### Instructions to follow
Without the pictures, set down every line of the data exactly.

### Given data
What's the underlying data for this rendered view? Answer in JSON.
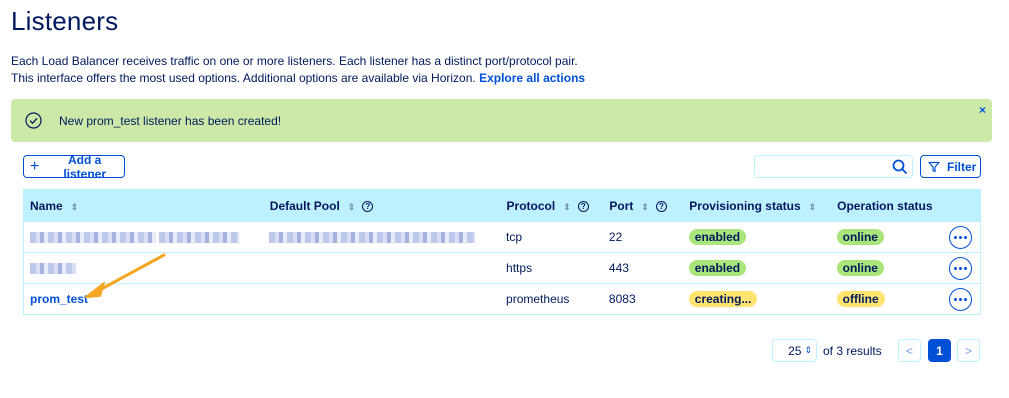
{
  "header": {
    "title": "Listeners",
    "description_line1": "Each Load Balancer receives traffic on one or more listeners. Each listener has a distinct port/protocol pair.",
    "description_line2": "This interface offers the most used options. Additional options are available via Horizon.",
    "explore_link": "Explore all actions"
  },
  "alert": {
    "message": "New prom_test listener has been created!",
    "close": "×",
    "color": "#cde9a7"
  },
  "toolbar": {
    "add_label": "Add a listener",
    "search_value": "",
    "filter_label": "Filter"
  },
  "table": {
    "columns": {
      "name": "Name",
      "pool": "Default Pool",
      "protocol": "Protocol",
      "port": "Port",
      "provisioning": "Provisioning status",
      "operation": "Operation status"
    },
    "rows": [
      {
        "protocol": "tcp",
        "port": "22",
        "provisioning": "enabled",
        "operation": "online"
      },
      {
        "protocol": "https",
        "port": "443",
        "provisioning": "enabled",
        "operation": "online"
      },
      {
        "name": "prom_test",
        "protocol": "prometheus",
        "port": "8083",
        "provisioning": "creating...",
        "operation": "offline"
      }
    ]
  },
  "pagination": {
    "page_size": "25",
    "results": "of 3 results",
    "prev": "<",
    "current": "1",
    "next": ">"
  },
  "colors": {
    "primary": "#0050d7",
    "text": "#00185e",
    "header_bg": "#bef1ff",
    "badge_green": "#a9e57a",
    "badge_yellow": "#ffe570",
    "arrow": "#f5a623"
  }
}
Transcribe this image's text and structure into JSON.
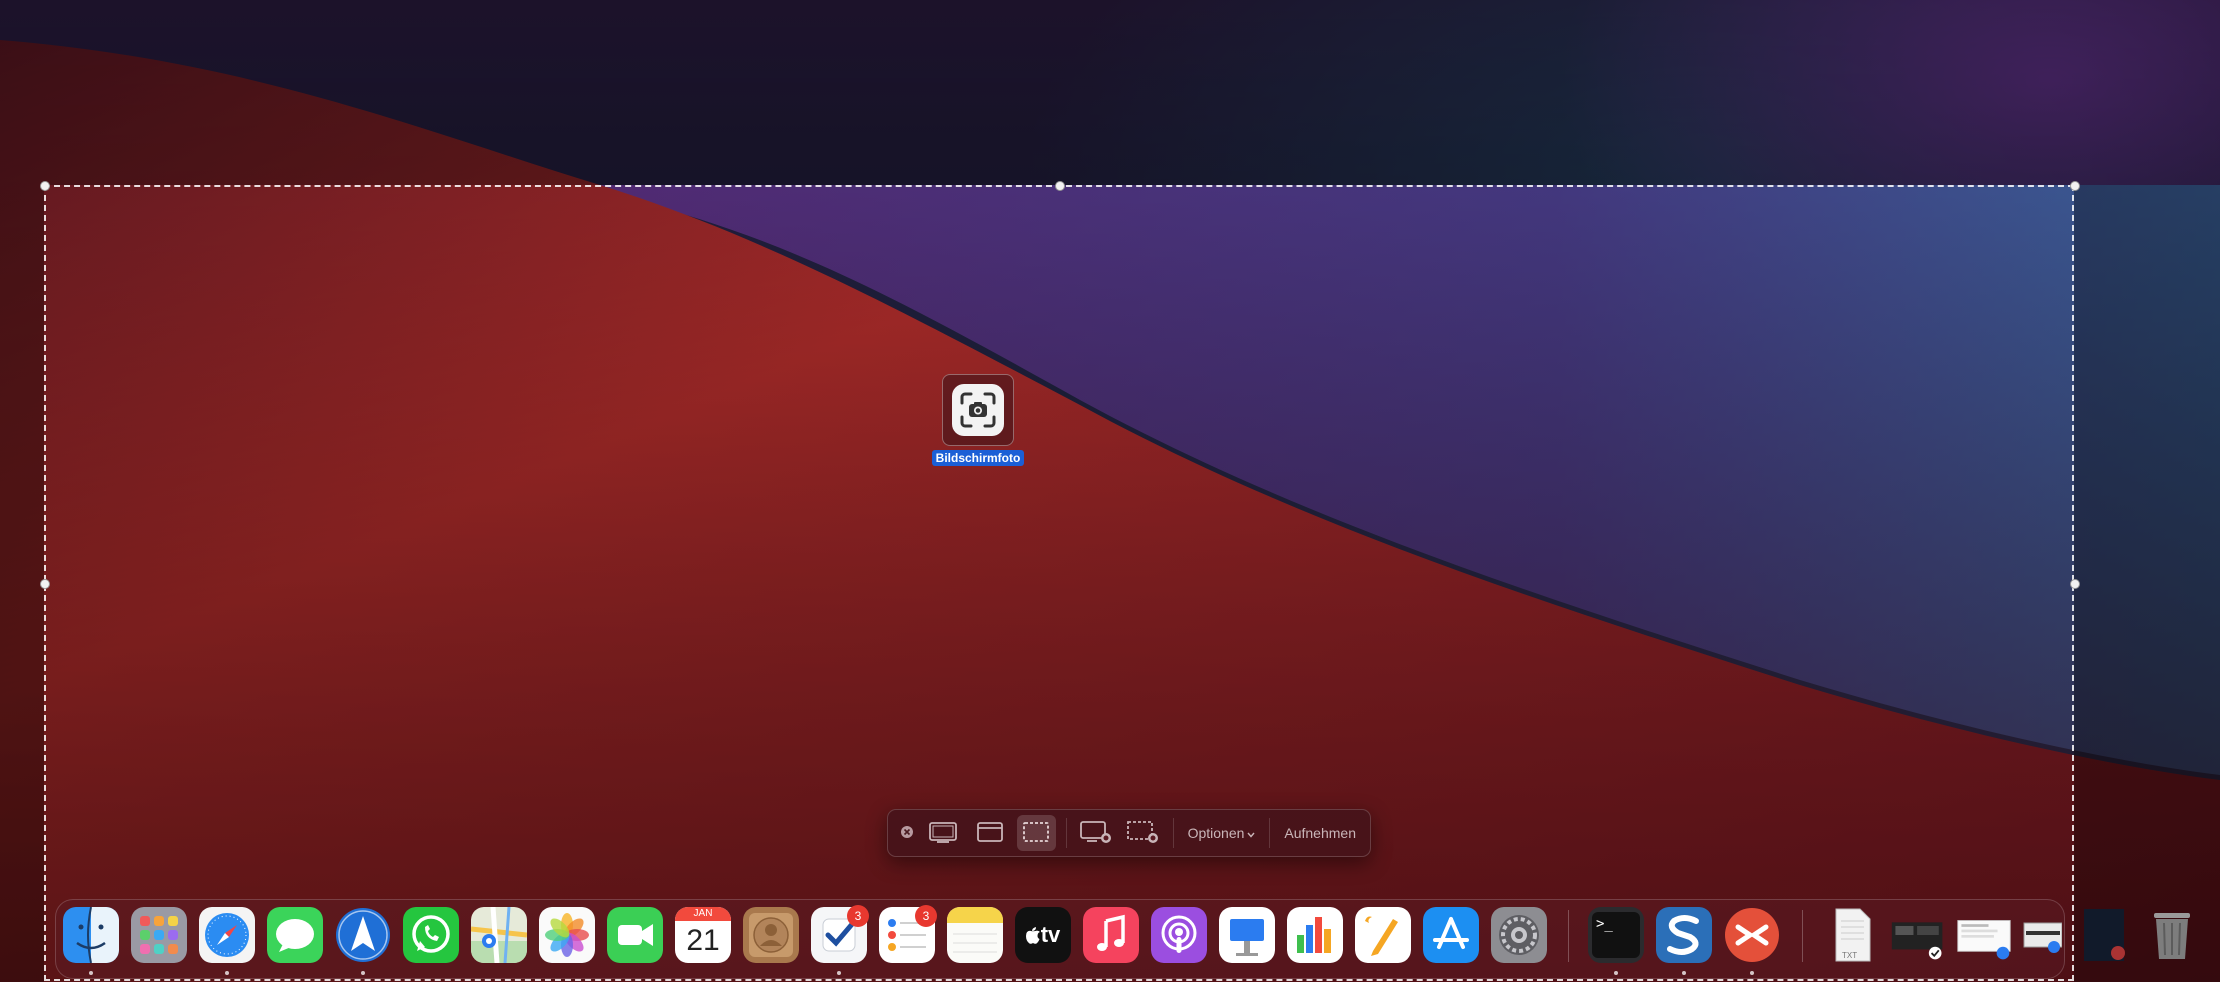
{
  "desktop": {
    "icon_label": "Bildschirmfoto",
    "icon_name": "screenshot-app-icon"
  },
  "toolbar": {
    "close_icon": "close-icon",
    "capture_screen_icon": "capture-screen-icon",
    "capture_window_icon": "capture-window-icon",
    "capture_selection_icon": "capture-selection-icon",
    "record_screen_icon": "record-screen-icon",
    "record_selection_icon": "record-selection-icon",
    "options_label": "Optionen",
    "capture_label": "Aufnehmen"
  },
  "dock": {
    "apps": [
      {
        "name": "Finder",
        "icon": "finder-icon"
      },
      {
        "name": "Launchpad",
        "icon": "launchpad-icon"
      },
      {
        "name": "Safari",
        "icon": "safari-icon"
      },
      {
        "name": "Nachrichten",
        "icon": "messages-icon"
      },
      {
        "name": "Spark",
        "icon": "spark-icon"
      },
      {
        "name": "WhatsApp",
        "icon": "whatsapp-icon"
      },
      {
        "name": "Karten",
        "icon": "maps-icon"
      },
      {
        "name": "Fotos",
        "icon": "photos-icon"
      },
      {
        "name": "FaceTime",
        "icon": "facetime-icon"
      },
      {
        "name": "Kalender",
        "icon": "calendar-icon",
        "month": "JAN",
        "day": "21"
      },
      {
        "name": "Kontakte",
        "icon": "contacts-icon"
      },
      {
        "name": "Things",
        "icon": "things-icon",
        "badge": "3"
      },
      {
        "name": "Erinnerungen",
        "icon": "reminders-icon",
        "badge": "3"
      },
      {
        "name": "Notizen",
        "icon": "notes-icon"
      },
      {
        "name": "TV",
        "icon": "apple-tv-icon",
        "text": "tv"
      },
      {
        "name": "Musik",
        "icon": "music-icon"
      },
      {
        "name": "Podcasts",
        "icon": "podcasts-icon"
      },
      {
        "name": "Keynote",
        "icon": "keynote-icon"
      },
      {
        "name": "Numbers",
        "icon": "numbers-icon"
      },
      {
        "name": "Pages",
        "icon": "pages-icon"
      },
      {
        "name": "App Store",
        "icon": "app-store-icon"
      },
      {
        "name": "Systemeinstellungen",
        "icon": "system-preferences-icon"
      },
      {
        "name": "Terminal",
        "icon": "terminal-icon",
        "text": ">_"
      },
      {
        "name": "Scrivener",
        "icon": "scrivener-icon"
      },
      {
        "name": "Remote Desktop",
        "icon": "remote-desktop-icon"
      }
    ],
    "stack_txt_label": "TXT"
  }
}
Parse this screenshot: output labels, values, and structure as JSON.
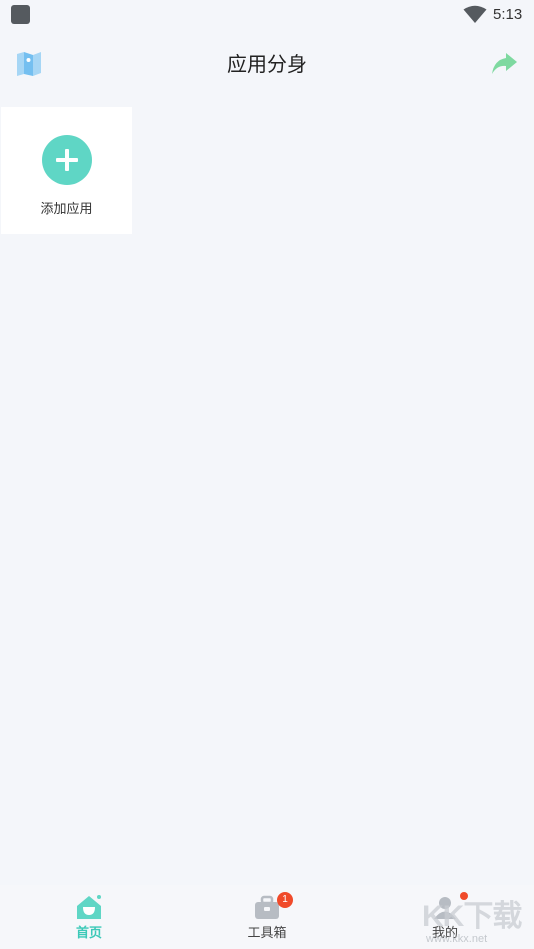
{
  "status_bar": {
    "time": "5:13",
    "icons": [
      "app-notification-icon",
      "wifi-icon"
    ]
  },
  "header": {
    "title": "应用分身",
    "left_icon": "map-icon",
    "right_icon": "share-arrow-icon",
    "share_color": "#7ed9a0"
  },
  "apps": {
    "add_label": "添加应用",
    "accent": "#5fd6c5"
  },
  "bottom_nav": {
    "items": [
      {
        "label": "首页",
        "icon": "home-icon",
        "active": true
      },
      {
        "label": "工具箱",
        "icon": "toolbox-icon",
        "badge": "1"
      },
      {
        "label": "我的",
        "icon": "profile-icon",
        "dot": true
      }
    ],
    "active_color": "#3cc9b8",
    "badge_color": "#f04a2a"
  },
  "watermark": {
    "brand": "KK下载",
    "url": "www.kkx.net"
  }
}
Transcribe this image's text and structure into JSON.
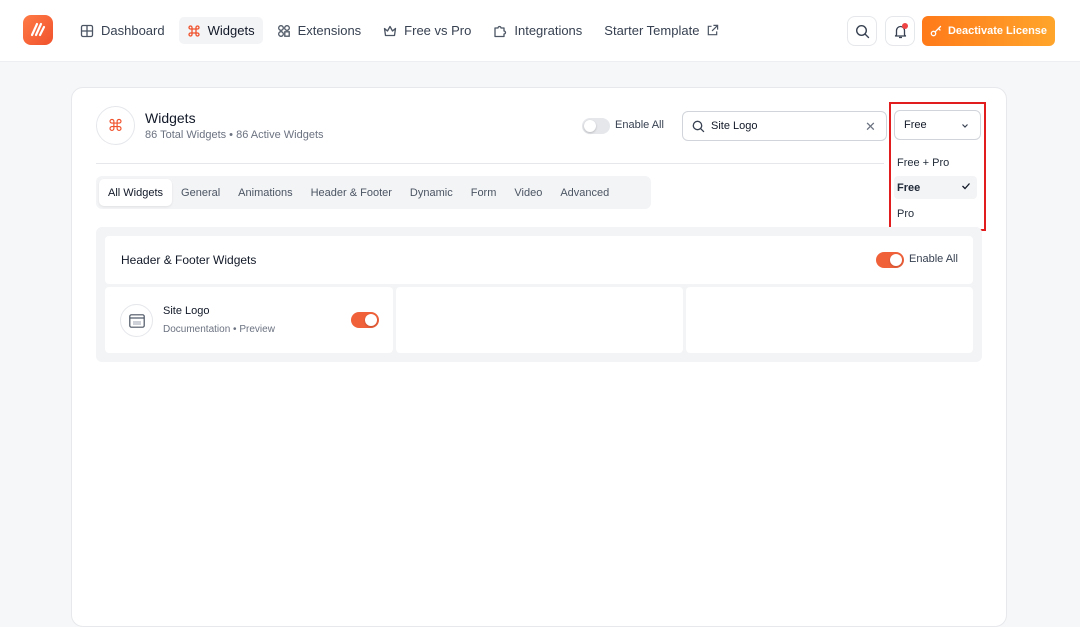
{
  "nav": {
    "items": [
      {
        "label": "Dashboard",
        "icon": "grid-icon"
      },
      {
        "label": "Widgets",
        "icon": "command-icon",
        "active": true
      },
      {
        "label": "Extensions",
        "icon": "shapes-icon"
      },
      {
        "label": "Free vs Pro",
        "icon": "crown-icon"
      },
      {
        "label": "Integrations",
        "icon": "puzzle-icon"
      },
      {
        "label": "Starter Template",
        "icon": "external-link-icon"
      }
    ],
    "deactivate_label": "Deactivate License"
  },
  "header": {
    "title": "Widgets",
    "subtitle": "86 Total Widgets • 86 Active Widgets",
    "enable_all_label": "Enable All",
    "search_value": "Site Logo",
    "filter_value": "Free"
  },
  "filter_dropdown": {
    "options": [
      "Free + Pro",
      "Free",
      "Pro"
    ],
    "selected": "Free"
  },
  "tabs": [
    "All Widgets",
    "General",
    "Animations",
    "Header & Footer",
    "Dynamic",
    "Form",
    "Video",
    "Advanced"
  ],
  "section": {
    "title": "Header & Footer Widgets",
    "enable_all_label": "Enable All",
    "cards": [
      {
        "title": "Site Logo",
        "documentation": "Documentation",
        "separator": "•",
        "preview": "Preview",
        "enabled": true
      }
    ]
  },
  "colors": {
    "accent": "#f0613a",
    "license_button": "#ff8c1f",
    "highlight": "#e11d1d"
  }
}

### Written answer
What's the underlying data for this rendered view? Answer in JSON.
{
  "header": {
    "title": "Listeners",
    "description_line1": "Each Load Balancer receives traffic on one or more listeners. Each listener has a distinct port/protocol pair.",
    "description_line2": "This interface offers the most used options. Additional options are available via Horizon.",
    "explore_link": "Explore all actions"
  },
  "alert": {
    "message": "New prom_test listener has been created!",
    "close": "×",
    "color": "#cde9a7"
  },
  "toolbar": {
    "add_label": "Add a listener",
    "search_value": "",
    "filter_label": "Filter"
  },
  "table": {
    "columns": {
      "name": "Name",
      "pool": "Default Pool",
      "protocol": "Protocol",
      "port": "Port",
      "provisioning": "Provisioning status",
      "operation": "Operation status"
    },
    "rows": [
      {
        "protocol": "tcp",
        "port": "22",
        "provisioning": "enabled",
        "operation": "online"
      },
      {
        "protocol": "https",
        "port": "443",
        "provisioning": "enabled",
        "operation": "online"
      },
      {
        "name": "prom_test",
        "protocol": "prometheus",
        "port": "8083",
        "provisioning": "creating...",
        "operation": "offline"
      }
    ]
  },
  "pagination": {
    "page_size": "25",
    "results": "of 3 results",
    "prev": "<",
    "current": "1",
    "next": ">"
  },
  "colors": {
    "primary": "#0050d7",
    "text": "#00185e",
    "header_bg": "#bef1ff",
    "badge_green": "#a9e57a",
    "badge_yellow": "#ffe570",
    "arrow": "#f5a623"
  }
}
Transcribe this image's text and structure into JSON.
{
  "desktop": {
    "icon_label": "Bildschirmfoto",
    "icon_name": "screenshot-app-icon"
  },
  "toolbar": {
    "close_icon": "close-icon",
    "capture_screen_icon": "capture-screen-icon",
    "capture_window_icon": "capture-window-icon",
    "capture_selection_icon": "capture-selection-icon",
    "record_screen_icon": "record-screen-icon",
    "record_selection_icon": "record-selection-icon",
    "options_label": "Optionen",
    "capture_label": "Aufnehmen"
  },
  "dock": {
    "apps": [
      {
        "name": "Finder",
        "icon": "finder-icon"
      },
      {
        "name": "Launchpad",
        "icon": "launchpad-icon"
      },
      {
        "name": "Safari",
        "icon": "safari-icon"
      },
      {
        "name": "Nachrichten",
        "icon": "messages-icon"
      },
      {
        "name": "Spark",
        "icon": "spark-icon"
      },
      {
        "name": "WhatsApp",
        "icon": "whatsapp-icon"
      },
      {
        "name": "Karten",
        "icon": "maps-icon"
      },
      {
        "name": "Fotos",
        "icon": "photos-icon"
      },
      {
        "name": "FaceTime",
        "icon": "facetime-icon"
      },
      {
        "name": "Kalender",
        "icon": "calendar-icon",
        "month": "JAN",
        "day": "21"
      },
      {
        "name": "Kontakte",
        "icon": "contacts-icon"
      },
      {
        "name": "Things",
        "icon": "things-icon",
        "badge": "3"
      },
      {
        "name": "Erinnerungen",
        "icon": "reminders-icon",
        "badge": "3"
      },
      {
        "name": "Notizen",
        "icon": "notes-icon"
      },
      {
        "name": "TV",
        "icon": "apple-tv-icon",
        "text": "tv"
      },
      {
        "name": "Musik",
        "icon": "music-icon"
      },
      {
        "name": "Podcasts",
        "icon": "podcasts-icon"
      },
      {
        "name": "Keynote",
        "icon": "keynote-icon"
      },
      {
        "name": "Numbers",
        "icon": "numbers-icon"
      },
      {
        "name": "Pages",
        "icon": "pages-icon"
      },
      {
        "name": "App Store",
        "icon": "app-store-icon"
      },
      {
        "name": "Systemeinstellungen",
        "icon": "system-preferences-icon"
      },
      {
        "name": "Terminal",
        "icon": "terminal-icon",
        "text": ">_"
      },
      {
        "name": "Scrivener",
        "icon": "scrivener-icon"
      },
      {
        "name": "Remote Desktop",
        "icon": "remote-desktop-icon"
      }
    ],
    "stack_txt_label": "TXT"
  }
}
Parse this screenshot: output labels, values, and structure as JSON.
{
  "status_bar": {
    "time": "5:13",
    "icons": [
      "app-notification-icon",
      "wifi-icon"
    ]
  },
  "header": {
    "title": "应用分身",
    "left_icon": "map-icon",
    "right_icon": "share-arrow-icon",
    "share_color": "#7ed9a0"
  },
  "apps": {
    "add_label": "添加应用",
    "accent": "#5fd6c5"
  },
  "bottom_nav": {
    "items": [
      {
        "label": "首页",
        "icon": "home-icon",
        "active": true
      },
      {
        "label": "工具箱",
        "icon": "toolbox-icon",
        "badge": "1"
      },
      {
        "label": "我的",
        "icon": "profile-icon",
        "dot": true
      }
    ],
    "active_color": "#3cc9b8",
    "badge_color": "#f04a2a"
  },
  "watermark": {
    "brand": "KK下载",
    "url": "www.kkx.net"
  }
}
Transcribe this image's text and structure into JSON.
{
  "nav": {
    "items": [
      {
        "label": "Dashboard",
        "icon": "grid-icon"
      },
      {
        "label": "Widgets",
        "icon": "command-icon",
        "active": true
      },
      {
        "label": "Extensions",
        "icon": "shapes-icon"
      },
      {
        "label": "Free vs Pro",
        "icon": "crown-icon"
      },
      {
        "label": "Integrations",
        "icon": "puzzle-icon"
      },
      {
        "label": "Starter Template",
        "icon": "external-link-icon"
      }
    ],
    "deactivate_label": "Deactivate License"
  },
  "header": {
    "title": "Widgets",
    "subtitle": "86 Total Widgets • 86 Active Widgets",
    "enable_all_label": "Enable All",
    "search_value": "Site Logo",
    "filter_value": "Free"
  },
  "filter_dropdown": {
    "options": [
      "Free + Pro",
      "Free",
      "Pro"
    ],
    "selected": "Free"
  },
  "tabs": [
    "All Widgets",
    "General",
    "Animations",
    "Header & Footer",
    "Dynamic",
    "Form",
    "Video",
    "Advanced"
  ],
  "section": {
    "title": "Header & Footer Widgets",
    "enable_all_label": "Enable All",
    "cards": [
      {
        "title": "Site Logo",
        "documentation": "Documentation",
        "separator": "•",
        "preview": "Preview",
        "enabled": true
      }
    ]
  },
  "colors": {
    "accent": "#f0613a",
    "license_button": "#ff8c1f",
    "highlight": "#e11d1d"
  }
}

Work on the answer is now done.